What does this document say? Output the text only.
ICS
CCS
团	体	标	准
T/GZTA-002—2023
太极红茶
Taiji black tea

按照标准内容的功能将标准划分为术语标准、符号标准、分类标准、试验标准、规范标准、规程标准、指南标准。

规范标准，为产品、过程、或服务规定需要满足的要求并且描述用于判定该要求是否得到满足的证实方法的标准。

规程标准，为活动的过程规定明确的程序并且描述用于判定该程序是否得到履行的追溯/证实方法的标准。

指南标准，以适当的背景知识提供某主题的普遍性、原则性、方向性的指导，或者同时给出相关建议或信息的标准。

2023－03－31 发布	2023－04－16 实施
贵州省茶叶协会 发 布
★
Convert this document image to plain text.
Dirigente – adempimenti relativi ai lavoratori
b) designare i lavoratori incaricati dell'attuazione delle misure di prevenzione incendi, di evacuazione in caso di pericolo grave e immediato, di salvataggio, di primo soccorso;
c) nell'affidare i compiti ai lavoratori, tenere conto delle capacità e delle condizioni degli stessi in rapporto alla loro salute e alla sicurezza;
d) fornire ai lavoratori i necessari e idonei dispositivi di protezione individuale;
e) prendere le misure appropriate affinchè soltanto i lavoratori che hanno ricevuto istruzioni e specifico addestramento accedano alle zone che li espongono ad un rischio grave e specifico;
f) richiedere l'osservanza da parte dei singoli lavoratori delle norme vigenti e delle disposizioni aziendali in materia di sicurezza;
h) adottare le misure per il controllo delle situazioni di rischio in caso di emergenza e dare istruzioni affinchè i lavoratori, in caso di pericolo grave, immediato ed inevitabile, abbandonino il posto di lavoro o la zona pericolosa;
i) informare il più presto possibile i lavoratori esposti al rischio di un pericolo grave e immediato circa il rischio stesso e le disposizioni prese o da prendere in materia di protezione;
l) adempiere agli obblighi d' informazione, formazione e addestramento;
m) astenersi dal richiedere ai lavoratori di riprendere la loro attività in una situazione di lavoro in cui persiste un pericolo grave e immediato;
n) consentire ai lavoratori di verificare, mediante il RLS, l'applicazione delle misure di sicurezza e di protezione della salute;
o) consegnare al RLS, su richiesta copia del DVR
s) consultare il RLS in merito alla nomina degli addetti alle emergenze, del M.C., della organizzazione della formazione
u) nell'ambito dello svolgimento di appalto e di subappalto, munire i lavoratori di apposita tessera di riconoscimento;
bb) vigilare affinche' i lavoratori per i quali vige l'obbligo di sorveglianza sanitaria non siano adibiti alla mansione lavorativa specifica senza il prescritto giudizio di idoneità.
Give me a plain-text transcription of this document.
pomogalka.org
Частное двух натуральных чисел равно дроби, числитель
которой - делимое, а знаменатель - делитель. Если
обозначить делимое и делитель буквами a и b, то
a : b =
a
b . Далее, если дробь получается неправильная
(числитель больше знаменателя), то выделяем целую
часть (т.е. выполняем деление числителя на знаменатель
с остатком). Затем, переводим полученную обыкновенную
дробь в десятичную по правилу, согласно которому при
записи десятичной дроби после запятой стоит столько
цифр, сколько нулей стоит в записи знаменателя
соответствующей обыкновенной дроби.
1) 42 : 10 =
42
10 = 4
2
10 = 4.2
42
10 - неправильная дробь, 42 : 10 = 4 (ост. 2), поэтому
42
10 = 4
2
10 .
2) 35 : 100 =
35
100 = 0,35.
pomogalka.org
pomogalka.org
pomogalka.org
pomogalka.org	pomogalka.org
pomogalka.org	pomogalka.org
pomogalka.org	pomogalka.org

────

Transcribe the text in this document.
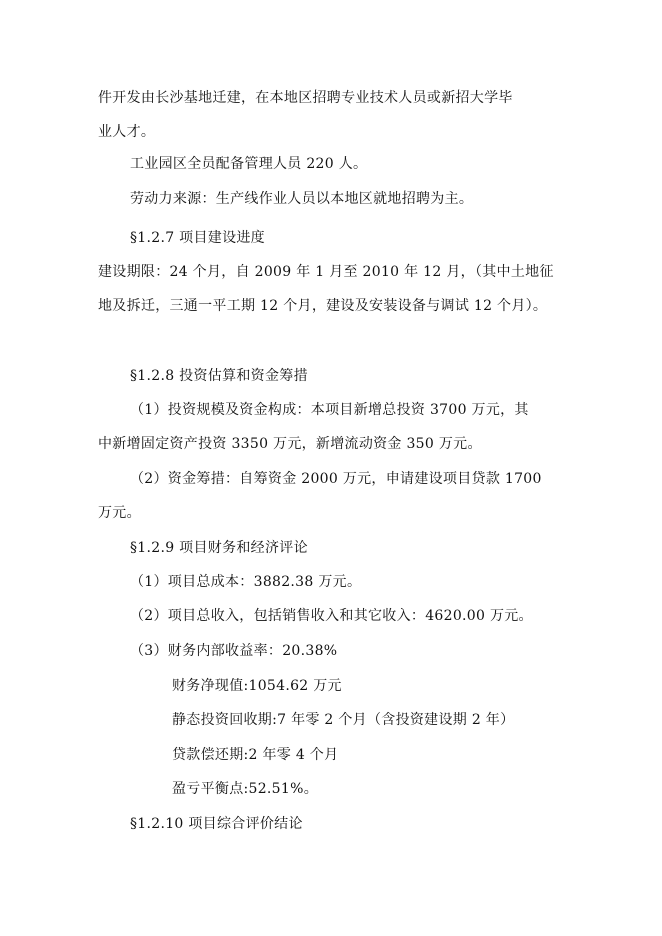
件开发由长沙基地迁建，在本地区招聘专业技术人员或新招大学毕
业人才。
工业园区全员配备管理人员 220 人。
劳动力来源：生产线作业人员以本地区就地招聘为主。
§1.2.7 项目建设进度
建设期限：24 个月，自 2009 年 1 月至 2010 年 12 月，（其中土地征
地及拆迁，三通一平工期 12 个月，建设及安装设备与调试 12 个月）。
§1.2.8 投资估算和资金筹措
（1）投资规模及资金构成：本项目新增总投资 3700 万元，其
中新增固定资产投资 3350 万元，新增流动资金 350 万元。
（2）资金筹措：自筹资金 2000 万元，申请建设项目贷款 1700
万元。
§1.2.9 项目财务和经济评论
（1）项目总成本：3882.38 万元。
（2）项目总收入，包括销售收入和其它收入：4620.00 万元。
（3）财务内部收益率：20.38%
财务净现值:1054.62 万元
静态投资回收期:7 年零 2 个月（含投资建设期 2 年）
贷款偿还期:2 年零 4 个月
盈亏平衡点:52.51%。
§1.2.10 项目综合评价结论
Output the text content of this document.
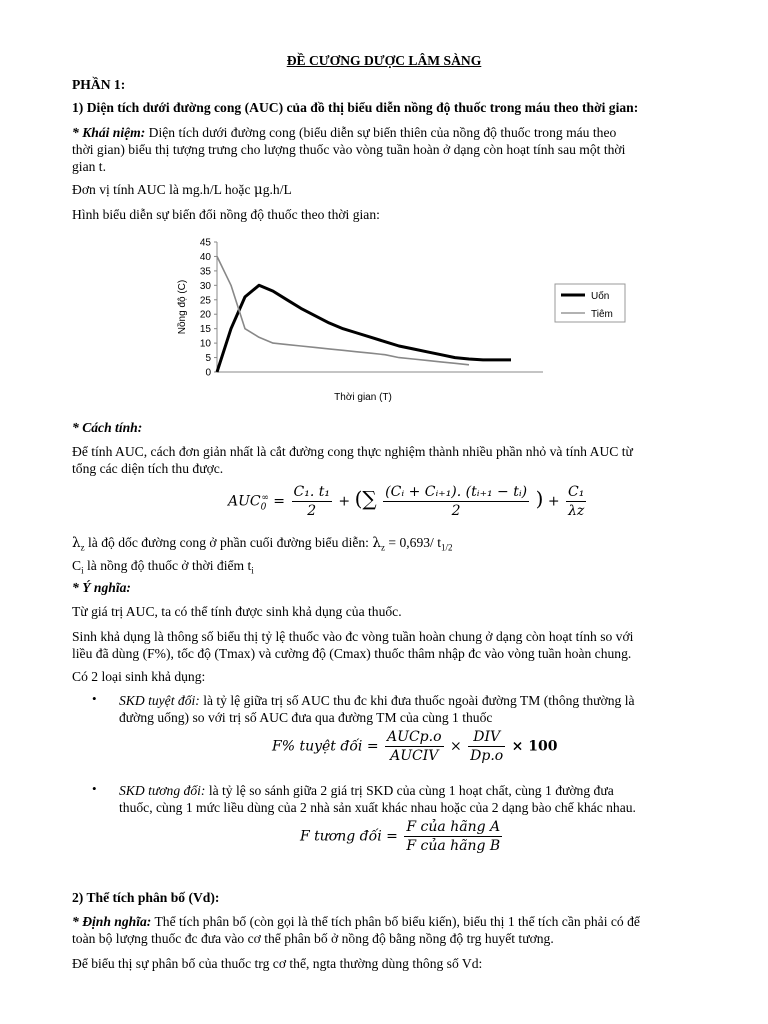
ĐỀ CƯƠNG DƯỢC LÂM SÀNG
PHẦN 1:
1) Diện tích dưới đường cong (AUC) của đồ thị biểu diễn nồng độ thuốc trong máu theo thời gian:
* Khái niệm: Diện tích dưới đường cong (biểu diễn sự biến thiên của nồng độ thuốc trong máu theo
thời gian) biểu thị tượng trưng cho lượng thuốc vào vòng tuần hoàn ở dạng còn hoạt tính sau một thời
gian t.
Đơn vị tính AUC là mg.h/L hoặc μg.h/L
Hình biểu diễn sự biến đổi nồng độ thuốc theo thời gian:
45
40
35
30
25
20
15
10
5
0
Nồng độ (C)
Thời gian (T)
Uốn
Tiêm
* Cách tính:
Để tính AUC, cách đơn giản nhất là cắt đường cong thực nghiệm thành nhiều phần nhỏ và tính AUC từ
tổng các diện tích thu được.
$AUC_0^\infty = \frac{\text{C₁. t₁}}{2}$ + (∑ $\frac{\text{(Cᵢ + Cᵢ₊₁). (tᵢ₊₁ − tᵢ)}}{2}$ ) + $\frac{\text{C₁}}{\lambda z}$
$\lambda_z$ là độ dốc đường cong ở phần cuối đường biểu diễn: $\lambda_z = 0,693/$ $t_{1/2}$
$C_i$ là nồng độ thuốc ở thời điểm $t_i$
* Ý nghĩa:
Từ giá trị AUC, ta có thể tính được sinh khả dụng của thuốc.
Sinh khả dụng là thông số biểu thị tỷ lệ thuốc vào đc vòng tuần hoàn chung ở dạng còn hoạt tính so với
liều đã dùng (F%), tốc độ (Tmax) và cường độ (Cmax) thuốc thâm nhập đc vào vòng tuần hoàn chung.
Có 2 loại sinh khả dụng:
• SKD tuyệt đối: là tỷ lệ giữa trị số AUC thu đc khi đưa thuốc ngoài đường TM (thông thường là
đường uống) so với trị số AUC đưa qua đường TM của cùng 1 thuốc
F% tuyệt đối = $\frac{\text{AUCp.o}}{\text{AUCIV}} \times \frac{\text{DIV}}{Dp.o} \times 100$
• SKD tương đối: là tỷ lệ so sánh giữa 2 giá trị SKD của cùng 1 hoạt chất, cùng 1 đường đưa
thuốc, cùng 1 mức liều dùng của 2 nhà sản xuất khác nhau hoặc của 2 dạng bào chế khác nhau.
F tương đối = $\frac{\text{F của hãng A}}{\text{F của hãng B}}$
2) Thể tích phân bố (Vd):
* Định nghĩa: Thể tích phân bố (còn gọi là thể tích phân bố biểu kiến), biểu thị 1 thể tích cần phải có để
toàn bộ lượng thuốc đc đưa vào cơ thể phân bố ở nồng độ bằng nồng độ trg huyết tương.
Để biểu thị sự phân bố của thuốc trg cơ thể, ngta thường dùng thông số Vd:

────

STATED PROBLEM
Give only the count of lines in the data that include the string "dùng".

WORKED ANSWER
3